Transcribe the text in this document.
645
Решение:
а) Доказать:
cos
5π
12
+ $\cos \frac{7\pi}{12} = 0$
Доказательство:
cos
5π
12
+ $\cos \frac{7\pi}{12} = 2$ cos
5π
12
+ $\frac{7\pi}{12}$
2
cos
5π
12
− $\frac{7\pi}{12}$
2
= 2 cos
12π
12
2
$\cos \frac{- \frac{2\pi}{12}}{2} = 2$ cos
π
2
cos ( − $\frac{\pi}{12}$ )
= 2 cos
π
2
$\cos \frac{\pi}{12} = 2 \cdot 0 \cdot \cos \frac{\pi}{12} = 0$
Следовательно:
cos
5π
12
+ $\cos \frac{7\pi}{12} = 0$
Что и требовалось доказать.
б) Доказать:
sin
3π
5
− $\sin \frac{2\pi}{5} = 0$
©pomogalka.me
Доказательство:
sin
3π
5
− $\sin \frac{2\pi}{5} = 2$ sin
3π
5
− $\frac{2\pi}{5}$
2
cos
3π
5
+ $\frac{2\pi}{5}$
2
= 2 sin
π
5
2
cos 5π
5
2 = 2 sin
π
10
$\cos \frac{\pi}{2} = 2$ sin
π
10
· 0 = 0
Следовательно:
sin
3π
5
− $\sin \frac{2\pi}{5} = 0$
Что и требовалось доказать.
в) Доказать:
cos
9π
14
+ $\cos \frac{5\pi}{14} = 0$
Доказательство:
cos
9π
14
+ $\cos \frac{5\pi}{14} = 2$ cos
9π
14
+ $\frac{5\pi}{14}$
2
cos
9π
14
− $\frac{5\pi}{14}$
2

_ _ _

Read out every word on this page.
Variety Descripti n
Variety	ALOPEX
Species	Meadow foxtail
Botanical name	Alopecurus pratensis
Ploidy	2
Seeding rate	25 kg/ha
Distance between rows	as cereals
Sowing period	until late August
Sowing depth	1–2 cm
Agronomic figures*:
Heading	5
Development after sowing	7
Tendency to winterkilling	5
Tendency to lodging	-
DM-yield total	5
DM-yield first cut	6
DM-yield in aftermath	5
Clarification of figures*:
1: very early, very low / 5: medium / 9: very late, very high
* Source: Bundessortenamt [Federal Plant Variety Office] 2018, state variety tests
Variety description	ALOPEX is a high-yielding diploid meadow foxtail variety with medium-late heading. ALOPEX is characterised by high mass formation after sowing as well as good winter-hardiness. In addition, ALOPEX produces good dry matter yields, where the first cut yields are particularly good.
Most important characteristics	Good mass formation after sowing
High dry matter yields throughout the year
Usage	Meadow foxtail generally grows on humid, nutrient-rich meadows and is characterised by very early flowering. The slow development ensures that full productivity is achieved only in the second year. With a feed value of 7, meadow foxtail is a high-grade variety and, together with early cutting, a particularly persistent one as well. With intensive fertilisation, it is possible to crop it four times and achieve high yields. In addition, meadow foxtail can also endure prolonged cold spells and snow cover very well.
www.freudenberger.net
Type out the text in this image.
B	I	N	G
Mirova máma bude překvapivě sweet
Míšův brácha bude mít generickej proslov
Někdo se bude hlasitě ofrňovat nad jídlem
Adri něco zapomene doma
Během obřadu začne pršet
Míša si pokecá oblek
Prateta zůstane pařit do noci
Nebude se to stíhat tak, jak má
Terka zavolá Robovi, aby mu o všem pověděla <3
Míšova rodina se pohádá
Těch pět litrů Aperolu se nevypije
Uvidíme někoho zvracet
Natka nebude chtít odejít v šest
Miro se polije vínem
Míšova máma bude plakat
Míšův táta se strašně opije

_ _ _

Using the data above, copy each line that contains "formation".

== Solution to the problem ==
Variety description	ALOPEX is a high-yielding diploid meadow foxtail variety with medium-late heading. ALOPEX is characterised by high mass formation after sowing as well as good winter-hardiness. In addition, ALOPEX produces good dry matter yields, where the first cut yields are particularly good.
Most important characteristics	Good mass formation after sowing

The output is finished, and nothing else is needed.